▶ [STATED TASK]:
Pull every line of the entries that has the word "JSON".
-- START ITEMS --
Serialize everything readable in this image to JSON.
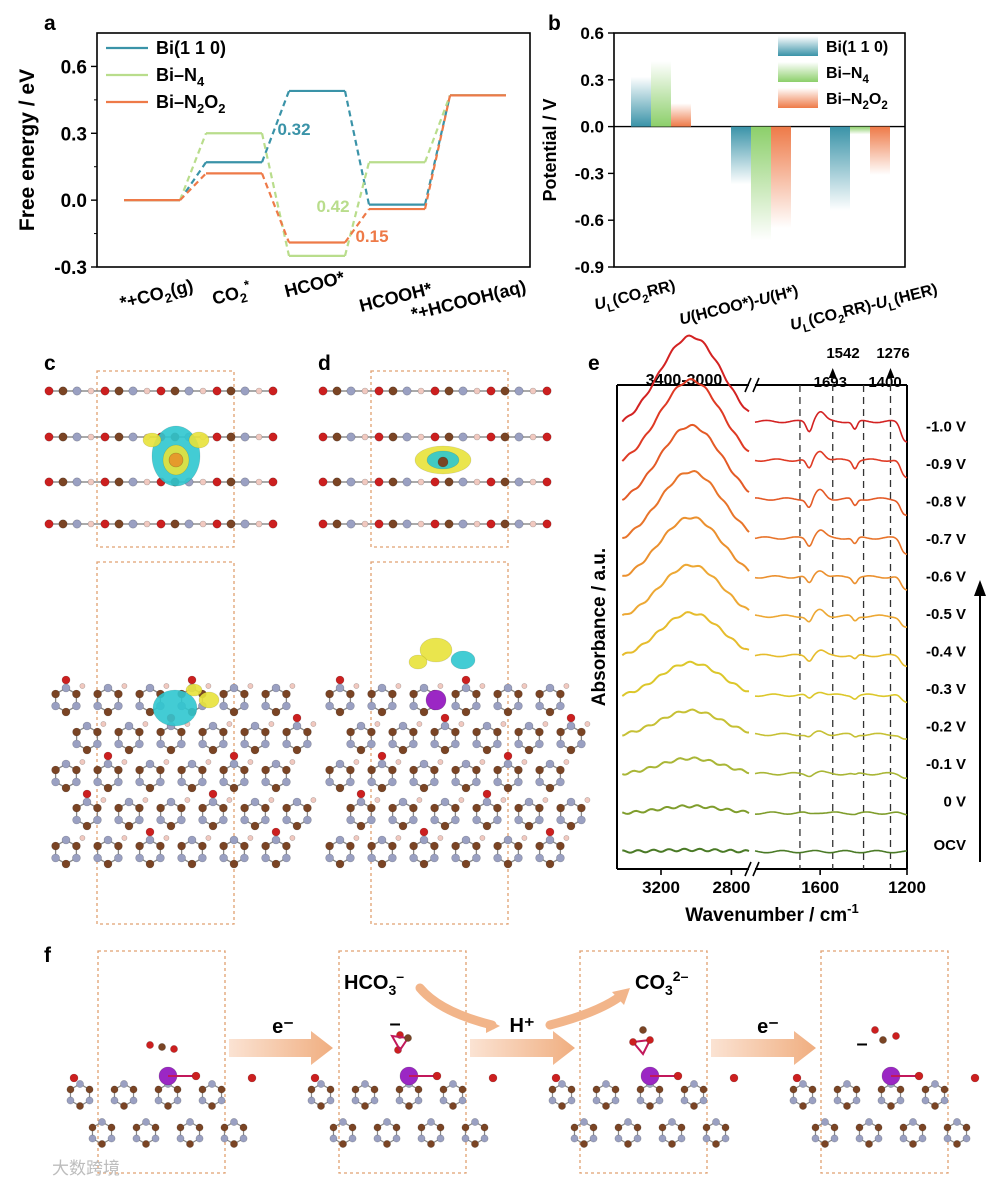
{
  "panels": {
    "a": "a",
    "b": "b",
    "c": "c",
    "d": "d",
    "e": "e",
    "f": "f"
  },
  "colors": {
    "bi110": "#3a93a8",
    "biN4": "#b9dd8c",
    "biN2O2": "#ee7a48",
    "atom_C": "#7a4424",
    "atom_N": "#9aa0c2",
    "atom_O": "#cc1f1f",
    "atom_H": "#f1c9c0",
    "atom_Bi": "#9b27c4",
    "iso_yellow": "#e8e23a",
    "iso_cyan": "#2fc7cf",
    "box": "#e0a070",
    "arrow": "#f2b58a"
  },
  "chart_data": [
    {
      "id": "a",
      "type": "line",
      "title": "",
      "xlabel": "",
      "ylabel": "Free energy / eV",
      "ylim": [
        -0.3,
        0.75
      ],
      "yticks": [
        "-0.3",
        "0.0",
        "0.3",
        "0.6"
      ],
      "categories": [
        "*+CO2(g)",
        "CO2*",
        "HCOO*",
        "HCOOH*",
        "*+HCOOH(aq)"
      ],
      "category_labels": [
        {
          "base": "*+CO",
          "sub": "2",
          "tail": "(g)"
        },
        {
          "base": "CO",
          "sub": "2",
          "sup": "*"
        },
        {
          "base": "HCOO*"
        },
        {
          "base": "HCOOH*"
        },
        {
          "base": "*+HCOOH(aq)"
        }
      ],
      "series": [
        {
          "name": "Bi(1 1 0)",
          "color": "#3a93a8",
          "values": [
            0.0,
            0.17,
            0.49,
            -0.02,
            0.47
          ]
        },
        {
          "name": "Bi–N4",
          "color": "#b9dd8c",
          "values": [
            0.0,
            0.3,
            -0.25,
            0.17,
            0.47
          ]
        },
        {
          "name": "Bi–N2O2",
          "color": "#ee7a48",
          "values": [
            0.0,
            0.12,
            -0.19,
            -0.04,
            0.47
          ]
        }
      ],
      "legend": [
        {
          "base": "Bi(1 1 0)"
        },
        {
          "base": "Bi–N",
          "sub": "4"
        },
        {
          "base": "Bi–N",
          "sub": "2",
          "mid": "O",
          "sub2": "2"
        }
      ],
      "annotations": [
        {
          "text": "0.32",
          "series": "Bi(1 1 0)",
          "color": "#3a93a8",
          "at": "HCOO*"
        },
        {
          "text": "0.42",
          "series": "Bi–N4",
          "color": "#b9dd8c",
          "at": "HCOOH*"
        },
        {
          "text": "0.15",
          "series": "Bi–N2O2",
          "color": "#ee7a48",
          "at": "HCOOH*"
        }
      ],
      "legend_position": "top-left"
    },
    {
      "id": "b",
      "type": "bar",
      "ylabel": "Potential / V",
      "ylim": [
        -0.9,
        0.6
      ],
      "yticks": [
        "-0.9",
        "-0.6",
        "-0.3",
        "0.0",
        "0.3",
        "0.6"
      ],
      "categories": [
        "UL(CO2RR)",
        "U(HCOO*)-U(H*)",
        "UL(CO2RR)-UL(HER)"
      ],
      "category_labels": [
        {
          "parts": [
            [
              "U",
              "i"
            ],
            [
              "L",
              "sub"
            ],
            [
              "(CO",
              "n"
            ],
            [
              "2",
              "sub"
            ],
            [
              "RR)",
              "n"
            ]
          ]
        },
        {
          "parts": [
            [
              "U",
              "i"
            ],
            [
              "(HCOO*)-",
              "n"
            ],
            [
              "U",
              "i"
            ],
            [
              "(H*)",
              "n"
            ]
          ]
        },
        {
          "parts": [
            [
              "U",
              "i"
            ],
            [
              "L",
              "sub"
            ],
            [
              "(CO",
              "n"
            ],
            [
              "2",
              "sub"
            ],
            [
              "RR)-",
              "n"
            ],
            [
              "U",
              "i"
            ],
            [
              "L",
              "sub"
            ],
            [
              "(HER)",
              "n"
            ]
          ]
        }
      ],
      "series": [
        {
          "name": "Bi(1 1 0)",
          "color": "#3a93a8",
          "values": [
            0.32,
            -0.37,
            -0.54
          ]
        },
        {
          "name": "Bi–N4",
          "color": "#8ccf6a",
          "values": [
            0.42,
            -0.73,
            -0.05
          ]
        },
        {
          "name": "Bi–N2O2",
          "color": "#ee7a48",
          "values": [
            0.15,
            -0.65,
            -0.31
          ]
        }
      ],
      "legend": [
        {
          "base": "Bi(1 1 0)"
        },
        {
          "base": "Bi–N",
          "sub": "4"
        },
        {
          "base": "Bi–N",
          "sub": "2",
          "mid": "O",
          "sub2": "2"
        }
      ],
      "legend_position": "top-right"
    },
    {
      "id": "e",
      "type": "line",
      "xlabel": "Wavenumber / cm",
      "xlabel_sup": "-1",
      "ylabel": "Absorbance / a.u.",
      "xticks": [
        "3200",
        "2800",
        "1600",
        "1200"
      ],
      "x_break": [
        "2700",
        "1900"
      ],
      "band_label": "3400-3000",
      "reference_lines": [
        "1693",
        "1542",
        "1400",
        "1276"
      ],
      "potentials": [
        "-1.0 V",
        "-0.9 V",
        "-0.8 V",
        "-0.7 V",
        "-0.6 V",
        "-0.5 V",
        "-0.4 V",
        "-0.3 V",
        "-0.2 V",
        "-0.1 V",
        "0 V",
        "OCV"
      ],
      "series_colors": [
        "#d32222",
        "#df3a24",
        "#e45a26",
        "#e8742a",
        "#eb902e",
        "#eda834",
        "#e6bc2c",
        "#dcc72a",
        "#c6c034",
        "#a9b636",
        "#7f9d2c",
        "#4a7a26"
      ],
      "relative_intensity": [
        1.0,
        0.94,
        0.86,
        0.78,
        0.7,
        0.6,
        0.5,
        0.38,
        0.28,
        0.18,
        0.08,
        0.02
      ]
    }
  ],
  "panel_f": {
    "labels": [
      "e⁻",
      "H⁺",
      "e⁻"
    ],
    "species": [
      {
        "base": "HCO",
        "sub": "3",
        "sup": "–"
      },
      {
        "base": "CO",
        "sub": "3",
        "sup": "2–"
      }
    ],
    "charges": [
      "–",
      "–"
    ]
  },
  "watermark": "大数跨境"
}
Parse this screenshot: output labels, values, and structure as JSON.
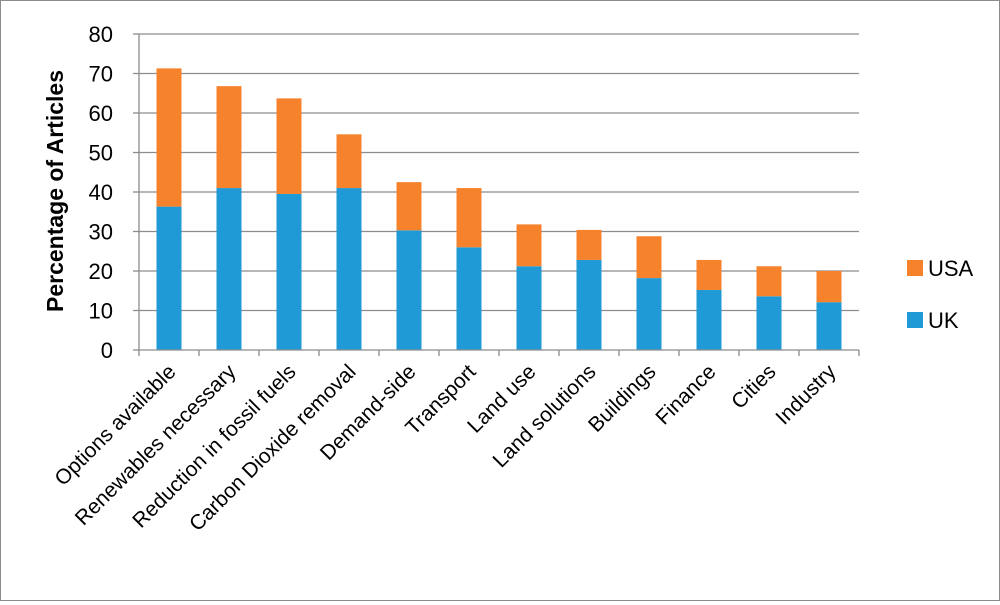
-- END ITEMS --
▶ [RESULT]:
Serialize everything readable in this image to JSON.
Parse this screenshot: output labels, values, and structure as JSON.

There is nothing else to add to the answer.